Aim of the task
Output all of the records exactly as written.

◇ ◇ ◇ ◇ ◇

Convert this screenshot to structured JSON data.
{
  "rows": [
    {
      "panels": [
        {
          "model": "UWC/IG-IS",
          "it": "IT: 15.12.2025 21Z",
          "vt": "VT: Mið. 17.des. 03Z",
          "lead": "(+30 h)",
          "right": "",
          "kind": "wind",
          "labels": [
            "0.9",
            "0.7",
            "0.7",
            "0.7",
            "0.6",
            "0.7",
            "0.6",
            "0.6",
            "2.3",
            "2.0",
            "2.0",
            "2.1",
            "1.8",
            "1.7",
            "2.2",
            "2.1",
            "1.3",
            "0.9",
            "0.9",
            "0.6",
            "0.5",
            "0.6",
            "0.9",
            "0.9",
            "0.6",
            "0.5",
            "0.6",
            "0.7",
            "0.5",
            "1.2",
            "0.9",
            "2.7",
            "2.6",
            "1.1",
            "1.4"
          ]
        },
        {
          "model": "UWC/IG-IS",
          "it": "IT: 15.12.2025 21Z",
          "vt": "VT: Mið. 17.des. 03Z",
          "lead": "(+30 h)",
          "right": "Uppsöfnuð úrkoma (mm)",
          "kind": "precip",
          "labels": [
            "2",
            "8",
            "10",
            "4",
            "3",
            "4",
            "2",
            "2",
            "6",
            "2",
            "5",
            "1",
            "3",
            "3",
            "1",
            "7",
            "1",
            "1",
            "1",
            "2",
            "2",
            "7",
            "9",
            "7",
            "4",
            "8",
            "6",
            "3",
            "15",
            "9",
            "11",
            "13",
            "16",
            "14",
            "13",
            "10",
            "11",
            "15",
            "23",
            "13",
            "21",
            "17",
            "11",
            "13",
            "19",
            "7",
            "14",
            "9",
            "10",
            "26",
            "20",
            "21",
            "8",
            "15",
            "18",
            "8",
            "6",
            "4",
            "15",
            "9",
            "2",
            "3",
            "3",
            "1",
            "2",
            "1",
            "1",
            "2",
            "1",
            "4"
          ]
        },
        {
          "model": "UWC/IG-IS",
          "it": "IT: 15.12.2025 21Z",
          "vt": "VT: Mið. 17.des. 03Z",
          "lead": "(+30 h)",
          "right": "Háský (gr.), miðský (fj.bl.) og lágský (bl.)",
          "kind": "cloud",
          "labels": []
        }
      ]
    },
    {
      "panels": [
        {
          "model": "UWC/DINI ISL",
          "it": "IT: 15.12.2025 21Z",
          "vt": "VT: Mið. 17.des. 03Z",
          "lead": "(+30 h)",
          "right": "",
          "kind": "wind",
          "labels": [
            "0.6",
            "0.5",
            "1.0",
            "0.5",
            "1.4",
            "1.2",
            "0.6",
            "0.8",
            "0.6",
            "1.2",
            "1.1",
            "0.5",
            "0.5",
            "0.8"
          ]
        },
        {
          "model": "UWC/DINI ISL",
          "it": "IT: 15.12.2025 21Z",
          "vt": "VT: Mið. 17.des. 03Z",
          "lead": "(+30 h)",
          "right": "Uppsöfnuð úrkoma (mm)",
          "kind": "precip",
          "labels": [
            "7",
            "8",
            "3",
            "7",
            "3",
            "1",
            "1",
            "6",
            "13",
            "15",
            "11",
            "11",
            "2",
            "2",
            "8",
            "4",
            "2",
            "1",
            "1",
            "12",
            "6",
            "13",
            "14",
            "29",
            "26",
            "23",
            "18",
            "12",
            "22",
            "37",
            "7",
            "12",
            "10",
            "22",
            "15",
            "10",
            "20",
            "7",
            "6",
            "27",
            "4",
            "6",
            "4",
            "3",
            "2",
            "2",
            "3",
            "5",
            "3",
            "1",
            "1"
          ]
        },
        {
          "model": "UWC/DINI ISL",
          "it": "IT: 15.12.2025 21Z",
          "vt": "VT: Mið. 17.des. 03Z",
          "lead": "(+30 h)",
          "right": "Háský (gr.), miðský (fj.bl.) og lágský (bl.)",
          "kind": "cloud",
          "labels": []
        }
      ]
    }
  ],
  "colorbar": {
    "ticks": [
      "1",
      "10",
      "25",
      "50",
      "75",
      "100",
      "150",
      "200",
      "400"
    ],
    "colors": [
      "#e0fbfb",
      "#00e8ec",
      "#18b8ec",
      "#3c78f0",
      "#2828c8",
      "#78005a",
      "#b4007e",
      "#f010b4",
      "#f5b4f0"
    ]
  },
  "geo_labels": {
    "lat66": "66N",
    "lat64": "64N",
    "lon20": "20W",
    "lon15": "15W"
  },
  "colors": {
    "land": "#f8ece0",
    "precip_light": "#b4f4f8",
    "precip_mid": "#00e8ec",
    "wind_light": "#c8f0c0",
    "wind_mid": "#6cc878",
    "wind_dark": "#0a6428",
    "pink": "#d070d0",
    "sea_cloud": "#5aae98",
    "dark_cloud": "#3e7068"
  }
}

◇ ◇ ◇ ◇ ◇

The response
Convert this screenshot to structured JSON data.
{
  "rows": [
    {
      "panels": [
        {
          "model": "UWC/IG-IS",
          "it": "IT: 15.12.2025 21Z",
          "vt": "VT: Mið. 17.des. 03Z",
          "lead": "(+30 h)",
          "right": "",
          "kind": "wind",
          "labels": [
            "0.9",
            "0.7",
            "0.7",
            "0.7",
            "0.6",
            "0.7",
            "0.6",
            "0.6",
            "2.3",
            "2.0",
            "2.0",
            "2.1",
            "1.8",
            "1.7",
            "2.2",
            "2.1",
            "1.3",
            "0.9",
            "0.9",
            "0.6",
            "0.5",
            "0.6",
            "0.9",
            "0.9",
            "0.6",
            "0.5",
            "0.6",
            "0.7",
            "0.5",
            "1.2",
            "0.9",
            "2.7",
            "2.6",
            "1.1",
            "1.4"
          ]
        },
        {
          "model": "UWC/IG-IS",
          "it": "IT: 15.12.2025 21Z",
          "vt": "VT: Mið. 17.des. 03Z",
          "lead": "(+30 h)",
          "right": "Uppsöfnuð úrkoma (mm)",
          "kind": "precip",
          "labels": [
            "2",
            "8",
            "10",
            "4",
            "3",
            "4",
            "2",
            "2",
            "6",
            "2",
            "5",
            "1",
            "3",
            "3",
            "1",
            "7",
            "1",
            "1",
            "1",
            "2",
            "2",
            "7",
            "9",
            "7",
            "4",
            "8",
            "6",
            "3",
            "15",
            "9",
            "11",
            "13",
            "16",
            "14",
            "13",
            "10",
            "11",
            "15",
            "23",
            "13",
            "21",
            "17",
            "11",
            "13",
            "19",
            "7",
            "14",
            "9",
            "10",
            "26",
            "20",
            "21",
            "8",
            "15",
            "18",
            "8",
            "6",
            "4",
            "15",
            "9",
            "2",
            "3",
            "3",
            "1",
            "2",
            "1",
            "1",
            "2",
            "1",
            "4"
          ]
        },
        {
          "model": "UWC/IG-IS",
          "it": "IT: 15.12.2025 21Z",
          "vt": "VT: Mið. 17.des. 03Z",
          "lead": "(+30 h)",
          "right": "Háský (gr.), miðský (fj.bl.) og lágský (bl.)",
          "kind": "cloud",
          "labels": []
        }
      ]
    },
    {
      "panels": [
        {
          "model": "UWC/DINI ISL",
          "it": "IT: 15.12.2025 21Z",
          "vt": "VT: Mið. 17.des. 03Z",
          "lead": "(+30 h)",
          "right": "",
          "kind": "wind",
          "labels": [
            "0.6",
            "0.5",
            "1.0",
            "0.5",
            "1.4",
            "1.2",
            "0.6",
            "0.8",
            "0.6",
            "1.2",
            "1.1",
            "0.5",
            "0.5",
            "0.8"
          ]
        },
        {
          "model": "UWC/DINI ISL",
          "it": "IT: 15.12.2025 21Z",
          "vt": "VT: Mið. 17.des. 03Z",
          "lead": "(+30 h)",
          "right": "Uppsöfnuð úrkoma (mm)",
          "kind": "precip",
          "labels": [
            "7",
            "8",
            "3",
            "7",
            "3",
            "1",
            "1",
            "6",
            "13",
            "15",
            "11",
            "11",
            "2",
            "2",
            "8",
            "4",
            "2",
            "1",
            "1",
            "12",
            "6",
            "13",
            "14",
            "29",
            "26",
            "23",
            "18",
            "12",
            "22",
            "37",
            "7",
            "12",
            "10",
            "22",
            "15",
            "10",
            "20",
            "7",
            "6",
            "27",
            "4",
            "6",
            "4",
            "3",
            "2",
            "2",
            "3",
            "5",
            "3",
            "1",
            "1"
          ]
        },
        {
          "model": "UWC/DINI ISL",
          "it": "IT: 15.12.2025 21Z",
          "vt": "VT: Mið. 17.des. 03Z",
          "lead": "(+30 h)",
          "right": "Háský (gr.), miðský (fj.bl.) og lágský (bl.)",
          "kind": "cloud",
          "labels": []
        }
      ]
    }
  ],
  "colorbar": {
    "ticks": [
      "1",
      "10",
      "25",
      "50",
      "75",
      "100",
      "150",
      "200",
      "400"
    ],
    "colors": [
      "#e0fbfb",
      "#00e8ec",
      "#18b8ec",
      "#3c78f0",
      "#2828c8",
      "#78005a",
      "#b4007e",
      "#f010b4",
      "#f5b4f0"
    ]
  },
  "geo_labels": {
    "lat66": "66N",
    "lat64": "64N",
    "lon20": "20W",
    "lon15": "15W"
  },
  "colors": {
    "land": "#f8ece0",
    "precip_light": "#b4f4f8",
    "precip_mid": "#00e8ec",
    "wind_light": "#c8f0c0",
    "wind_mid": "#6cc878",
    "wind_dark": "#0a6428",
    "pink": "#d070d0",
    "sea_cloud": "#5aae98",
    "dark_cloud": "#3e7068"
  }
}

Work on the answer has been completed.